### WORK INSTRUCTIONS
Reproduce every line of the listing as written, apart from the pictures.

### DATASET EXTRACT
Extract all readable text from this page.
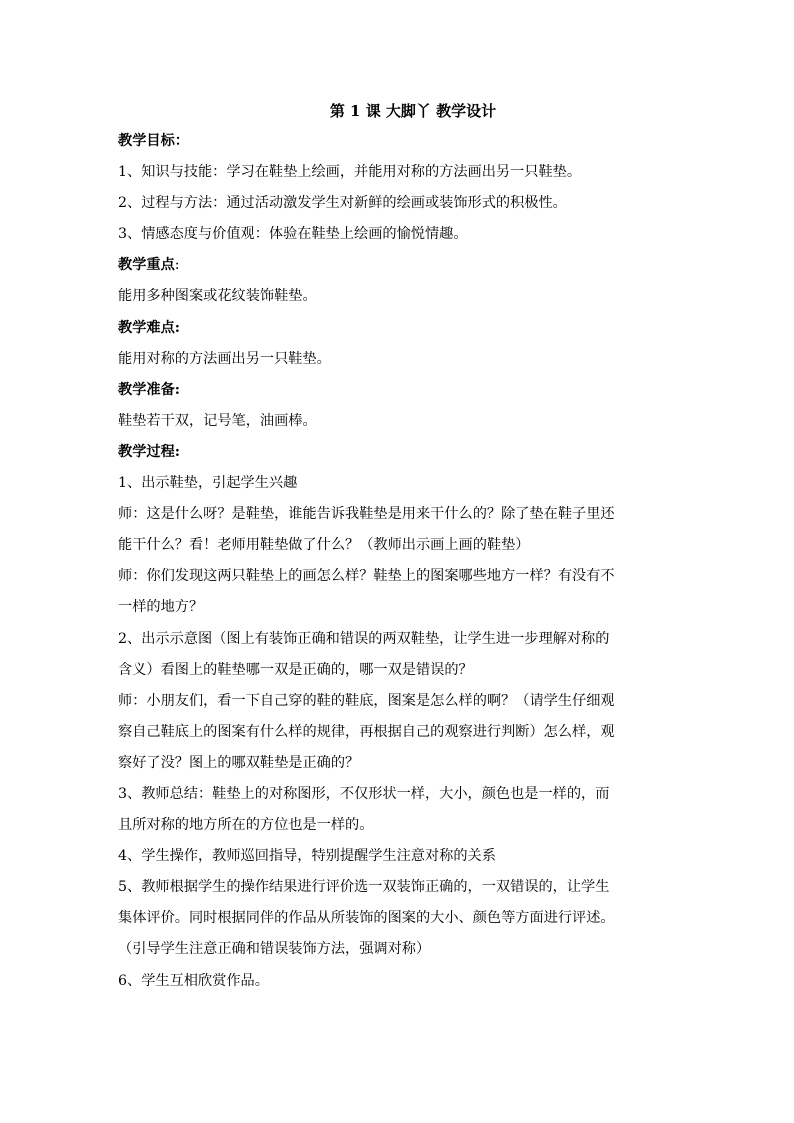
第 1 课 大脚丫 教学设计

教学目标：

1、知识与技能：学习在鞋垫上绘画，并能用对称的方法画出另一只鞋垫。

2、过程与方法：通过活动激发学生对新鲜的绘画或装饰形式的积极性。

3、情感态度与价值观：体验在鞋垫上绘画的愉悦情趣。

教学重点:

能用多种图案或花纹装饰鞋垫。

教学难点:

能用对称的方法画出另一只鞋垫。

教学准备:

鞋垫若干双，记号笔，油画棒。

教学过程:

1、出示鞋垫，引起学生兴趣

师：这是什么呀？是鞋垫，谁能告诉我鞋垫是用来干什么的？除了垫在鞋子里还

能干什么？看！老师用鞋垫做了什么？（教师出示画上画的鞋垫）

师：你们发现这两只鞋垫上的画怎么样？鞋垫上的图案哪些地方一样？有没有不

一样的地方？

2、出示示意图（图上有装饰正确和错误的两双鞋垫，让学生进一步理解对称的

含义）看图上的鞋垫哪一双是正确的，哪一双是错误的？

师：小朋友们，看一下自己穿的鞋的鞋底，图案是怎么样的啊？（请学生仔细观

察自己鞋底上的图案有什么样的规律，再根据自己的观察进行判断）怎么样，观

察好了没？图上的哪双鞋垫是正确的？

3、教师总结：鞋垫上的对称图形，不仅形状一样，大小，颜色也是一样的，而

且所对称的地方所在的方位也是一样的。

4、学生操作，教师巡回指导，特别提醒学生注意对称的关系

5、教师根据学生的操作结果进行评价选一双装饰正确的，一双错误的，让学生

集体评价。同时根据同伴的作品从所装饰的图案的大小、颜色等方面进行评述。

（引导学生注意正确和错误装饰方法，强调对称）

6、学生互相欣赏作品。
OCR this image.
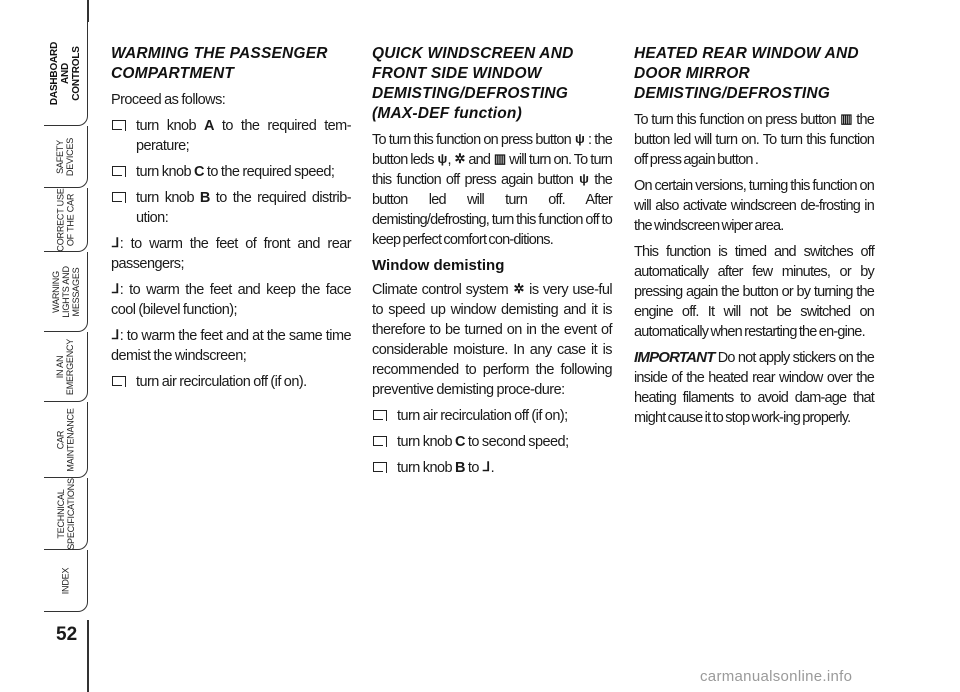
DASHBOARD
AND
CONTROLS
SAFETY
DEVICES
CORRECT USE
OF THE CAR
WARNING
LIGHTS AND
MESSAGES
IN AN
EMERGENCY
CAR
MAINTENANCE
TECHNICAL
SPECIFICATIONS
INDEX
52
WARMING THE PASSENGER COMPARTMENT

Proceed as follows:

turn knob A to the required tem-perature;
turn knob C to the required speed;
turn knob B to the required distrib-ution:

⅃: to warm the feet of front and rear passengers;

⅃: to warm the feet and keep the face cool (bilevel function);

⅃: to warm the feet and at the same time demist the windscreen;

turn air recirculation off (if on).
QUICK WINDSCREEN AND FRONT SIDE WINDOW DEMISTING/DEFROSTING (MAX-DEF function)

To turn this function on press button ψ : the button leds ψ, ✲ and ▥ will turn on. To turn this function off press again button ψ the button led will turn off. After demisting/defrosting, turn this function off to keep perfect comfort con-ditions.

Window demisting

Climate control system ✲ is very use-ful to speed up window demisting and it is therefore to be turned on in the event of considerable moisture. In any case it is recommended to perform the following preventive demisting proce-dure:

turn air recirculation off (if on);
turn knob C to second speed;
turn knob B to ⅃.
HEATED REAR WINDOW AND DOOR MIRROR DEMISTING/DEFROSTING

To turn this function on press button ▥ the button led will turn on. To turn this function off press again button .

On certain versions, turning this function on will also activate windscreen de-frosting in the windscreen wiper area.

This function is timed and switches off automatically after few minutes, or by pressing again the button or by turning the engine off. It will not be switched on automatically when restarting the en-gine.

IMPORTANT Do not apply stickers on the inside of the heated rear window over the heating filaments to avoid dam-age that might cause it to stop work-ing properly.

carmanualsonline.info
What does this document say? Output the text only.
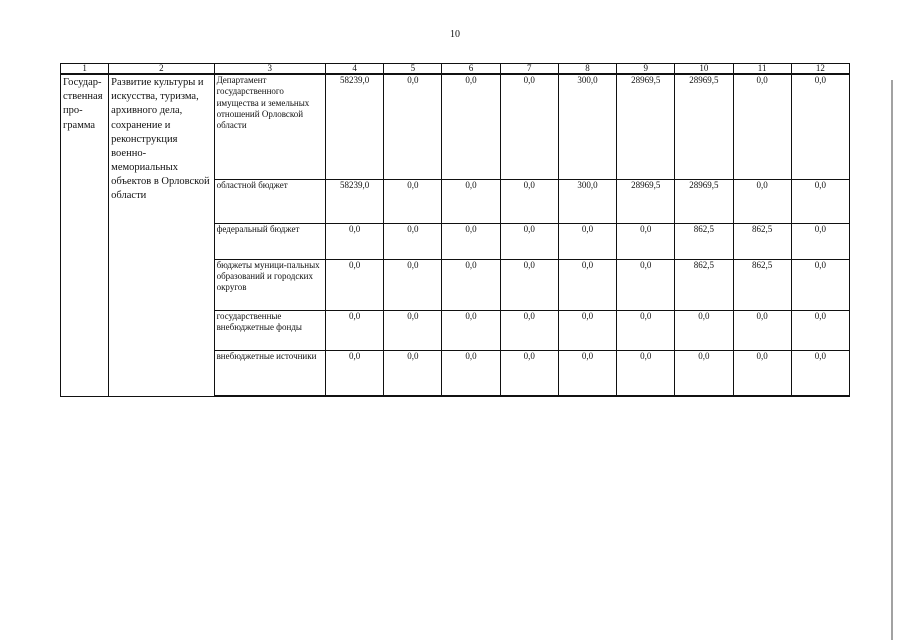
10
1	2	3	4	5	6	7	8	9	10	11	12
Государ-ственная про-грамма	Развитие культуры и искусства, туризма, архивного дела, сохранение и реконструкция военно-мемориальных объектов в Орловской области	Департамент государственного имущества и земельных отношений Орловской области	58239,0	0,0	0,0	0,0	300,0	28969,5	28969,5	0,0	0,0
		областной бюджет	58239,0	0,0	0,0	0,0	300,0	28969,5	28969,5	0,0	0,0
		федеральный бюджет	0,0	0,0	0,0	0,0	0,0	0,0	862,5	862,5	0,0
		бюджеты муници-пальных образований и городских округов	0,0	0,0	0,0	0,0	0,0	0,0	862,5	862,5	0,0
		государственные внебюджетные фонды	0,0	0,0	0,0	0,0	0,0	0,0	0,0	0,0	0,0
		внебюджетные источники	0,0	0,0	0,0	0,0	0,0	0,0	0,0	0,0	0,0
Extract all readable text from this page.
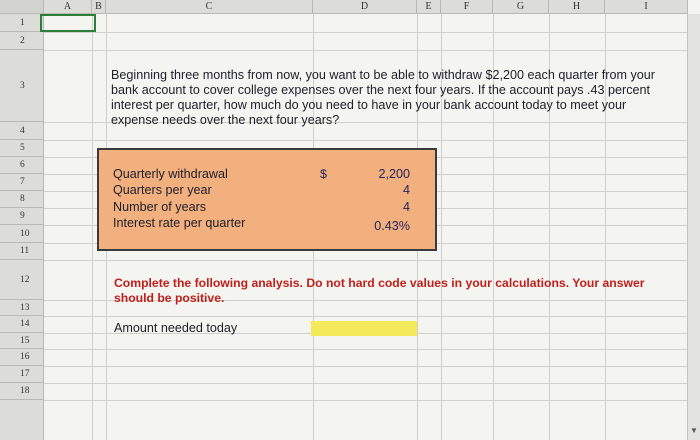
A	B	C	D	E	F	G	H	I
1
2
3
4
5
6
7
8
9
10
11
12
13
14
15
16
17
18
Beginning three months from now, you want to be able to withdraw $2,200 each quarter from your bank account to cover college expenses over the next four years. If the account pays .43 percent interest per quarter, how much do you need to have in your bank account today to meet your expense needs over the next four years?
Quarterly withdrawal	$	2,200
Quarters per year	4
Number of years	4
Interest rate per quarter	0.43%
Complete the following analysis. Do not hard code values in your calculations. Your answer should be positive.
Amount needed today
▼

### RIGHT ANSWER
Extract all readable text from this page.
第 1 课 大脚丫 教学设计

教学目标：

1、知识与技能：学习在鞋垫上绘画，并能用对称的方法画出另一只鞋垫。

2、过程与方法：通过活动激发学生对新鲜的绘画或装饰形式的积极性。

3、情感态度与价值观：体验在鞋垫上绘画的愉悦情趣。

教学重点:

能用多种图案或花纹装饰鞋垫。

教学难点:

能用对称的方法画出另一只鞋垫。

教学准备:

鞋垫若干双，记号笔，油画棒。

教学过程:

1、出示鞋垫，引起学生兴趣

师：这是什么呀？是鞋垫，谁能告诉我鞋垫是用来干什么的？除了垫在鞋子里还

能干什么？看！老师用鞋垫做了什么？（教师出示画上画的鞋垫）

师：你们发现这两只鞋垫上的画怎么样？鞋垫上的图案哪些地方一样？有没有不

一样的地方？

2、出示示意图（图上有装饰正确和错误的两双鞋垫，让学生进一步理解对称的

含义）看图上的鞋垫哪一双是正确的，哪一双是错误的？

师：小朋友们，看一下自己穿的鞋的鞋底，图案是怎么样的啊？（请学生仔细观

察自己鞋底上的图案有什么样的规律，再根据自己的观察进行判断）怎么样，观

察好了没？图上的哪双鞋垫是正确的？

3、教师总结：鞋垫上的对称图形，不仅形状一样，大小，颜色也是一样的，而

且所对称的地方所在的方位也是一样的。

4、学生操作，教师巡回指导，特别提醒学生注意对称的关系

5、教师根据学生的操作结果进行评价选一双装饰正确的，一双错误的，让学生

集体评价。同时根据同伴的作品从所装饰的图案的大小、颜色等方面进行评述。

（引导学生注意正确和错误装饰方法，强调对称）

6、学生互相欣赏作品。
OCR this image.
DASHBOARD
AND
CONTROLS
SAFETY
DEVICES
CORRECT USE
OF THE CAR
WARNING
LIGHTS AND
MESSAGES
IN AN
EMERGENCY
CAR
MAINTENANCE
TECHNICAL
SPECIFICATIONS
INDEX
52
WARMING THE PASSENGER COMPARTMENT

Proceed as follows:

turn knob A to the required tem-perature;
turn knob C to the required speed;
turn knob B to the required distrib-ution:

⅃: to warm the feet of front and rear passengers;

⅃: to warm the feet and keep the face cool (bilevel function);

⅃: to warm the feet and at the same time demist the windscreen;

turn air recirculation off (if on).
QUICK WINDSCREEN AND FRONT SIDE WINDOW DEMISTING/DEFROSTING (MAX-DEF function)

To turn this function on press button ψ : the button leds ψ, ✲ and ▥ will turn on. To turn this function off press again button ψ the button led will turn off. After demisting/defrosting, turn this function off to keep perfect comfort con-ditions.

Window demisting

Climate control system ✲ is very use-ful to speed up window demisting and it is therefore to be turned on in the event of considerable moisture. In any case it is recommended to perform the following preventive demisting proce-dure:

turn air recirculation off (if on);
turn knob C to second speed;
turn knob B to ⅃.
HEATED REAR WINDOW AND DOOR MIRROR DEMISTING/DEFROSTING

To turn this function on press button ▥ the button led will turn on. To turn this function off press again button .

On certain versions, turning this function on will also activate windscreen de-frosting in the windscreen wiper area.

This function is timed and switches off automatically after few minutes, or by pressing again the button or by turning the engine off. It will not be switched on automatically when restarting the en-gine.

IMPORTANT Do not apply stickers on the inside of the heated rear window over the heating filaments to avoid dam-age that might cause it to stop work-ing properly.

carmanualsonline.info
What does this document say? Output the text only.
10
1	2	3	4	5	6	7	8	9	10	11	12
Государ-ственная про-грамма	Развитие культуры и искусства, туризма, архивного дела, сохранение и реконструкция военно-мемориальных объектов в Орловской области	Департамент государственного имущества и земельных отношений Орловской области	58239,0	0,0	0,0	0,0	300,0	28969,5	28969,5	0,0	0,0
		областной бюджет	58239,0	0,0	0,0	0,0	300,0	28969,5	28969,5	0,0	0,0
		федеральный бюджет	0,0	0,0	0,0	0,0	0,0	0,0	862,5	862,5	0,0
		бюджеты муници-пальных образований и городских округов	0,0	0,0	0,0	0,0	0,0	0,0	862,5	862,5	0,0
		государственные внебюджетные фонды	0,0	0,0	0,0	0,0	0,0	0,0	0,0	0,0	0,0
		внебюджетные источники	0,0	0,0	0,0	0,0	0,0	0,0	0,0	0,0	0,0
Extract all readable text from this page.
A	B	C	D	E	F	G	H	I
1
2
3
4
5
6
7
8
9
10
11
12
13
14
15
16
17
18
Beginning three months from now, you want to be able to withdraw $2,200 each quarter from your bank account to cover college expenses over the next four years. If the account pays .43 percent interest per quarter, how much do you need to have in your bank account today to meet your expense needs over the next four years?
Quarterly withdrawal	$	2,200
Quarters per year	4
Number of years	4
Interest rate per quarter	0.43%
Complete the following analysis. Do not hard code values in your calculations. Your answer should be positive.
Amount needed today
▼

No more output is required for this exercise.